Data supplied:
· · · ·

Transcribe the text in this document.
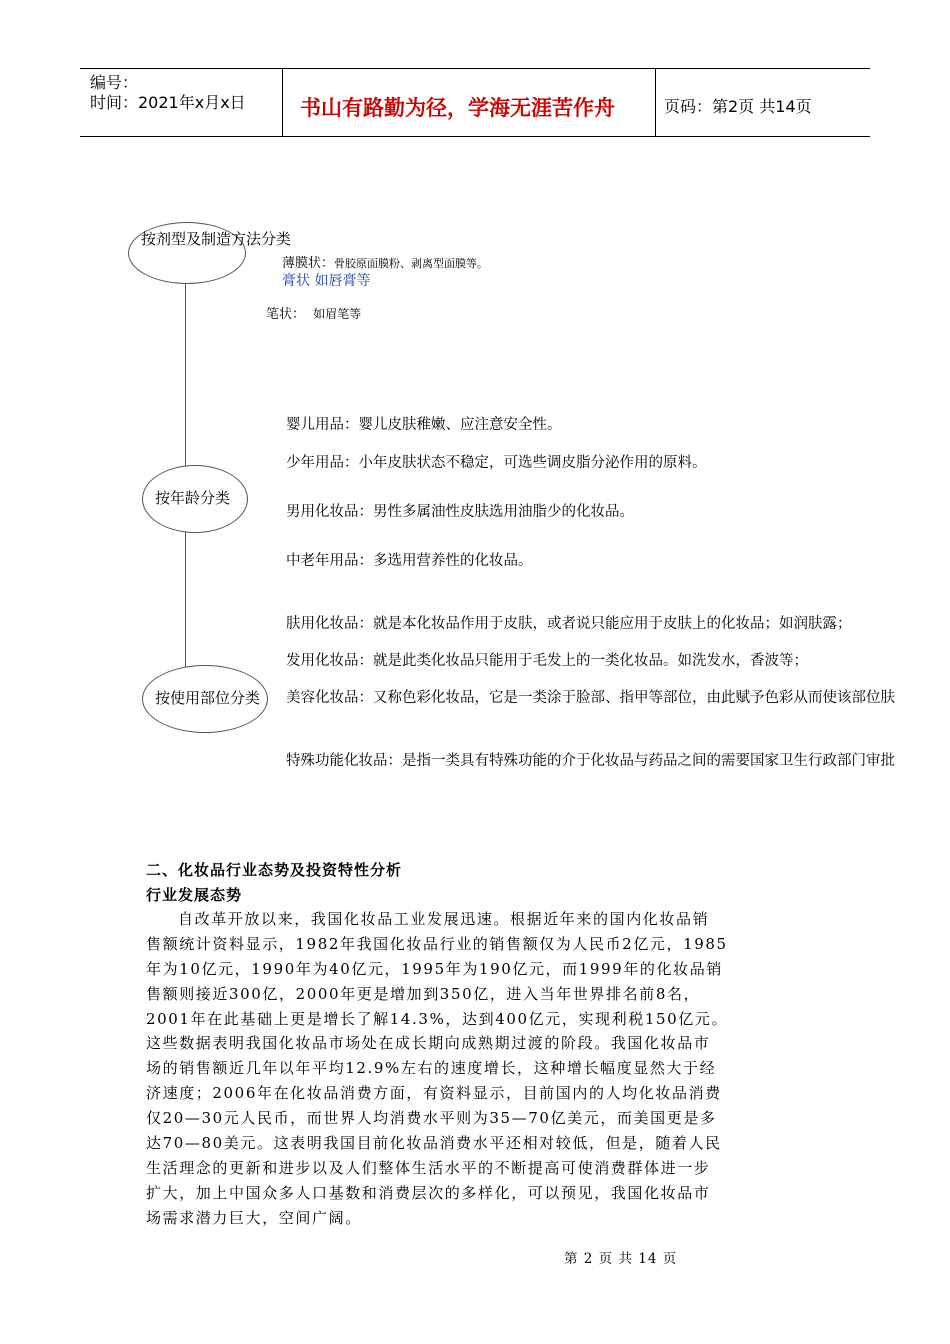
编号：
时间：2021年x月x日	书山有路勤为径，学海无涯苦作舟	页码：第2页 共14页
按剂型及制造方法分类
薄膜状：骨胶原面膜粉、剥离型面膜等。
膏状 如唇膏等
笔状： 如眉笔等
按年龄分类
婴儿用品：婴儿皮肤稚嫩、应注意安全性。
少年用品：小年皮肤状态不稳定，可选些调皮脂分泌作用的原料。
男用化妆品：男性多属油性皮肤选用油脂少的化妆品。
中老年用品：多选用营养性的化妆品。
按使用部位分类
肤用化妆品：就是本化妆品作用于皮肤，或者说只能应用于皮肤上的化妆品；如润肤露；
发用化妆品：就是此类化妆品只能用于毛发上的一类化妆品。如洗发水，香波等；
美容化妆品：又称色彩化妆品，它是一类涂于脸部、指甲等部位，由此赋予色彩从而使该部位肤
特殊功能化妆品：是指一类具有特殊功能的介于化妆品与药品之间的需要国家卫生行政部门审批
二、化妆品行业态势及投资特性分析
行业发展态势
自改革开放以来，我国化妆品工业发展迅速。根据近年来的国内化妆品销
售额统计资料显示，1982年我国化妆品行业的销售额仅为人民币2亿元，1985
年为10亿元，1990年为40亿元，1995年为190亿元，而1999年的化妆品销
售额则接近300亿，2000年更是增加到350亿，进入当年世界排名前8名，
2001年在此基础上更是增长了解14.3%，达到400亿元，实现利税150亿元。
这些数据表明我国化妆品市场处在成长期向成熟期过渡的阶段。我国化妆品市
场的销售额近几年以年平均12.9%左右的速度增长，这种增长幅度显然大于经
济速度；2006年在化妆品消费方面，有资料显示，目前国内的人均化妆品消费
仅20—30元人民币，而世界人均消费水平则为35—70亿美元，而美国更是多
达70—80美元。这表明我国目前化妆品消费水平还相对较低，但是，随着人民
生活理念的更新和进步以及人们整体生活水平的不断提高可使消费群体进一步
扩大，加上中国众多人口基数和消费层次的多样化，可以预见，我国化妆品市
场需求潜力巨大，空间广阔。
第 2 页 共 14 页
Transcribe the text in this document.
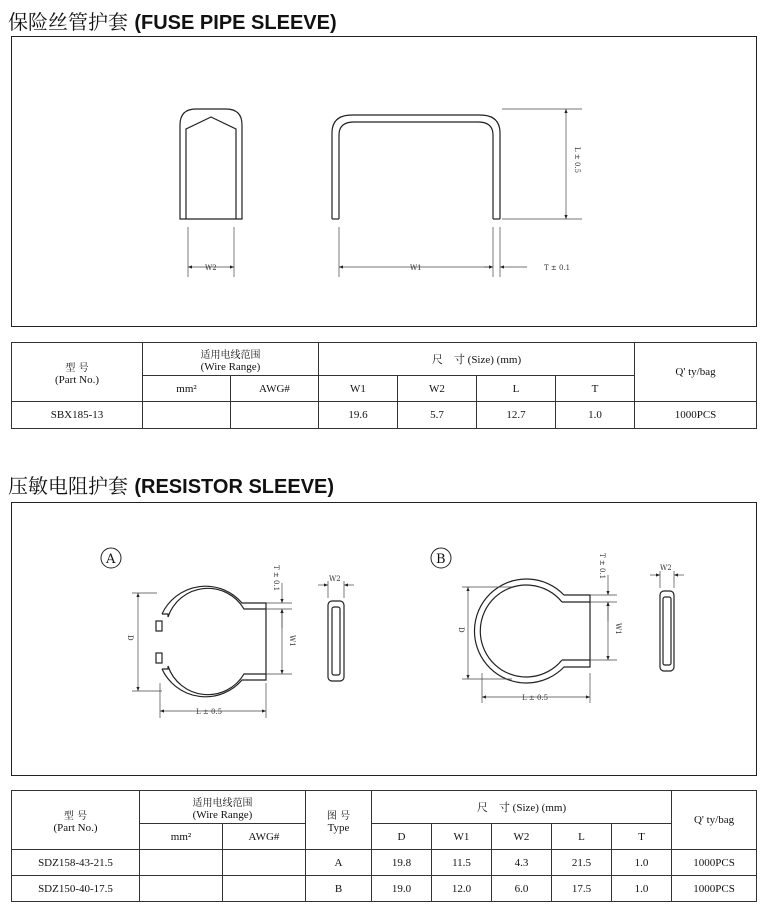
保险丝管护套 (FUSE PIPE SLEEVE)
W2	W1	T ± 0.1
L ± 0.5
型 号
(Part No.)	适用电线范围
(Wire Range)		尺　寸 (Size) (mm)				Q' ty/bag
	mm²	AWG#	W1	W2	L	T	
SBX185-13			19.6	5.7	12.7	1.0	1000PCS
压敏电阻护套 (RESISTOR SLEEVE)
A
D	W1
T ± 0.1
L ± 0.5
W2
B
D	W1
T ± 0.1
L ± 0.5
W2
型 号
(Part No.)	适用电线范围
(Wire Range)		图 号
Type	尺　寸 (Size) (mm)					Q' ty/bag
	mm²	AWG#		D	W1	W2	L	T	
SDZ158-43-21.5			A	19.8	11.5	4.3	21.5	1.0	1000PCS
SDZ150-40-17.5			B	19.0	12.0	6.0	17.5	1.0	1000PCS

· · · ·

Task prompt:
Look through the listing above. Pick out each line with "Size" and copy it.

Solution to this problem:
(Wire Range)		尺　寸 (Size) (mm)				Q' ty/bag
Type	尺　寸 (Size) (mm)					Q' ty/bag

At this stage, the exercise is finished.